• [Given task] Repeat all the material exactly; pictures stay out of your copy.

• [Data section]
○ ○ ○ ○

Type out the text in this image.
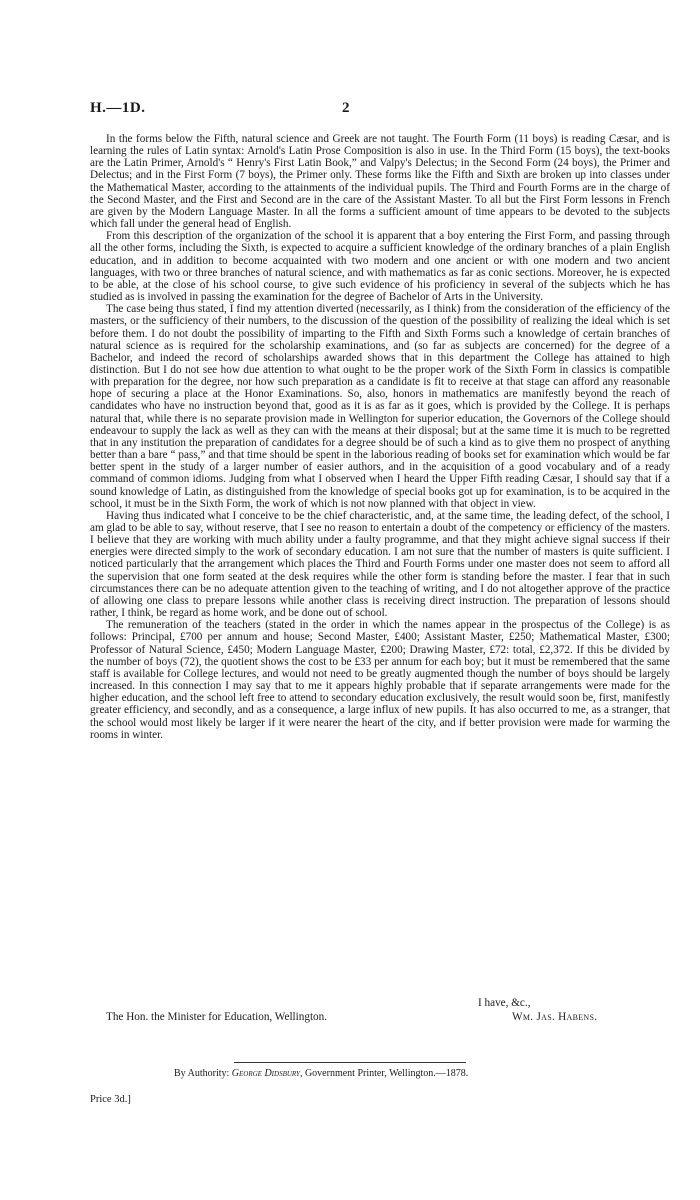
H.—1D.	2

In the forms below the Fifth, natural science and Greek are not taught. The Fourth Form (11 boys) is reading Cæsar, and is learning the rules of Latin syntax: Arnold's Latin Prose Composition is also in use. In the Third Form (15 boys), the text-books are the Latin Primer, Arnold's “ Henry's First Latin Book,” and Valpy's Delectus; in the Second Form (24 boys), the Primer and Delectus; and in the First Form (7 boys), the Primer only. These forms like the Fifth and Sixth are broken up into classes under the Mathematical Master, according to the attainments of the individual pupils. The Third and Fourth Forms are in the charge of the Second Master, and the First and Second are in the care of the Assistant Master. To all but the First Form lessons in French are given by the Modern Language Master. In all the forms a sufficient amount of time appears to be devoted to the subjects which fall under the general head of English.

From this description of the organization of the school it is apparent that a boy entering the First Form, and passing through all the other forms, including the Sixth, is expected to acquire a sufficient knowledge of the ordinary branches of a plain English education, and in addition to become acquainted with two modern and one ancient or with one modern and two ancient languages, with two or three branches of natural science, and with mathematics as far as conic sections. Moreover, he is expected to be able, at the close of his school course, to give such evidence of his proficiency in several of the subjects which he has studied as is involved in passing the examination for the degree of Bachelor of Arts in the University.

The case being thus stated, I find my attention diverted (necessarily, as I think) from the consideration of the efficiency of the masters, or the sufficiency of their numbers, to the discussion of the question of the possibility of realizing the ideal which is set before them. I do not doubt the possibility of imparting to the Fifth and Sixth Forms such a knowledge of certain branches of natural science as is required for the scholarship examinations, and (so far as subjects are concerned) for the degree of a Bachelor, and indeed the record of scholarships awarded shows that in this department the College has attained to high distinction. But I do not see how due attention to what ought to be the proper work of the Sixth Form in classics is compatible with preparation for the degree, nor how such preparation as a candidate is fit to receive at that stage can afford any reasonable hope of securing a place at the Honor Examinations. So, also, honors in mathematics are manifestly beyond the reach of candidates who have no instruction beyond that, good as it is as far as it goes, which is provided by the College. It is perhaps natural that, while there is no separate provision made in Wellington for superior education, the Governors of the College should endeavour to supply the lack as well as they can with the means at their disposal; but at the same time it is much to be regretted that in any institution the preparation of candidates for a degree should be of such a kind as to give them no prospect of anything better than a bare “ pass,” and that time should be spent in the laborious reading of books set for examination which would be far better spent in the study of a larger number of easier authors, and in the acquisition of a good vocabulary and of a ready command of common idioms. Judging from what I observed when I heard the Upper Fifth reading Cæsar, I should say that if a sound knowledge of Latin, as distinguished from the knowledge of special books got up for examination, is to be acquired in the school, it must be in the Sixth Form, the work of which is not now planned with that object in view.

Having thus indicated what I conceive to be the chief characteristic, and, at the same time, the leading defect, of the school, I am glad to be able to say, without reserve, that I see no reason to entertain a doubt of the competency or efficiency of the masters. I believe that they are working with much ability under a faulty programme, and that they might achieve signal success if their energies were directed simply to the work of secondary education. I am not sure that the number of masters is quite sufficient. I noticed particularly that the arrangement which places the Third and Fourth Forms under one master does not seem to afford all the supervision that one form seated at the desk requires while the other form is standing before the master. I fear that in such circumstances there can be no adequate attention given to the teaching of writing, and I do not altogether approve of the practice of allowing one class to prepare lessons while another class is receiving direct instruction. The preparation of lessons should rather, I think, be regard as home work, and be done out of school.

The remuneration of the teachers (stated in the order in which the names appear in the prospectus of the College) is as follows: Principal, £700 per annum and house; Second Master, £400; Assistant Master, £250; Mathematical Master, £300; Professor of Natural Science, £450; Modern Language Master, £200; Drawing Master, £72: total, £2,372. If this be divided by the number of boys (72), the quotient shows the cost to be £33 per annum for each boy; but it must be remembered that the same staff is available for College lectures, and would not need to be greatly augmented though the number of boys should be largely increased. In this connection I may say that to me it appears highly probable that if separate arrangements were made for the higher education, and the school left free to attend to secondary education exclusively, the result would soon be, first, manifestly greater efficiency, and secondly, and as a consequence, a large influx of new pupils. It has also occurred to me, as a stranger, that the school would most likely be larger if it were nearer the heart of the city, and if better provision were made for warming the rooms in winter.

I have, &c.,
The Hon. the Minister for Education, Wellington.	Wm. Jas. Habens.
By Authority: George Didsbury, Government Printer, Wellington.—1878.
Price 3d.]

○ ○ ○ ○

• [Task result]
Type out the text in this image.
H.—1D.	2

In the forms below the Fifth, natural science and Greek are not taught. The Fourth Form (11 boys) is reading Cæsar, and is learning the rules of Latin syntax: Arnold's Latin Prose Composition is also in use. In the Third Form (15 boys), the text-books are the Latin Primer, Arnold's “ Henry's First Latin Book,” and Valpy's Delectus; in the Second Form (24 boys), the Primer and Delectus; and in the First Form (7 boys), the Primer only. These forms like the Fifth and Sixth are broken up into classes under the Mathematical Master, according to the attainments of the individual pupils. The Third and Fourth Forms are in the charge of the Second Master, and the First and Second are in the care of the Assistant Master. To all but the First Form lessons in French are given by the Modern Language Master. In all the forms a sufficient amount of time appears to be devoted to the subjects which fall under the general head of English.

From this description of the organization of the school it is apparent that a boy entering the First Form, and passing through all the other forms, including the Sixth, is expected to acquire a sufficient knowledge of the ordinary branches of a plain English education, and in addition to become acquainted with two modern and one ancient or with one modern and two ancient languages, with two or three branches of natural science, and with mathematics as far as conic sections. Moreover, he is expected to be able, at the close of his school course, to give such evidence of his proficiency in several of the subjects which he has studied as is involved in passing the examination for the degree of Bachelor of Arts in the University.

The case being thus stated, I find my attention diverted (necessarily, as I think) from the consideration of the efficiency of the masters, or the sufficiency of their numbers, to the discussion of the question of the possibility of realizing the ideal which is set before them. I do not doubt the possibility of imparting to the Fifth and Sixth Forms such a knowledge of certain branches of natural science as is required for the scholarship examinations, and (so far as subjects are concerned) for the degree of a Bachelor, and indeed the record of scholarships awarded shows that in this department the College has attained to high distinction. But I do not see how due attention to what ought to be the proper work of the Sixth Form in classics is compatible with preparation for the degree, nor how such preparation as a candidate is fit to receive at that stage can afford any reasonable hope of securing a place at the Honor Examinations. So, also, honors in mathematics are manifestly beyond the reach of candidates who have no instruction beyond that, good as it is as far as it goes, which is provided by the College. It is perhaps natural that, while there is no separate provision made in Wellington for superior education, the Governors of the College should endeavour to supply the lack as well as they can with the means at their disposal; but at the same time it is much to be regretted that in any institution the preparation of candidates for a degree should be of such a kind as to give them no prospect of anything better than a bare “ pass,” and that time should be spent in the laborious reading of books set for examination which would be far better spent in the study of a larger number of easier authors, and in the acquisition of a good vocabulary and of a ready command of common idioms. Judging from what I observed when I heard the Upper Fifth reading Cæsar, I should say that if a sound knowledge of Latin, as distinguished from the knowledge of special books got up for examination, is to be acquired in the school, it must be in the Sixth Form, the work of which is not now planned with that object in view.

Having thus indicated what I conceive to be the chief characteristic, and, at the same time, the leading defect, of the school, I am glad to be able to say, without reserve, that I see no reason to entertain a doubt of the competency or efficiency of the masters. I believe that they are working with much ability under a faulty programme, and that they might achieve signal success if their energies were directed simply to the work of secondary education. I am not sure that the number of masters is quite sufficient. I noticed particularly that the arrangement which places the Third and Fourth Forms under one master does not seem to afford all the supervision that one form seated at the desk requires while the other form is standing before the master. I fear that in such circumstances there can be no adequate attention given to the teaching of writing, and I do not altogether approve of the practice of allowing one class to prepare lessons while another class is receiving direct instruction. The preparation of lessons should rather, I think, be regard as home work, and be done out of school.

The remuneration of the teachers (stated in the order in which the names appear in the prospectus of the College) is as follows: Principal, £700 per annum and house; Second Master, £400; Assistant Master, £250; Mathematical Master, £300; Professor of Natural Science, £450; Modern Language Master, £200; Drawing Master, £72: total, £2,372. If this be divided by the number of boys (72), the quotient shows the cost to be £33 per annum for each boy; but it must be remembered that the same staff is available for College lectures, and would not need to be greatly augmented though the number of boys should be largely increased. In this connection I may say that to me it appears highly probable that if separate arrangements were made for the higher education, and the school left free to attend to secondary education exclusively, the result would soon be, first, manifestly greater efficiency, and secondly, and as a consequence, a large influx of new pupils. It has also occurred to me, as a stranger, that the school would most likely be larger if it were nearer the heart of the city, and if better provision were made for warming the rooms in winter.

I have, &c.,
The Hon. the Minister for Education, Wellington.	Wm. Jas. Habens.
By Authority: George Didsbury, Government Printer, Wellington.—1878.
Price 3d.]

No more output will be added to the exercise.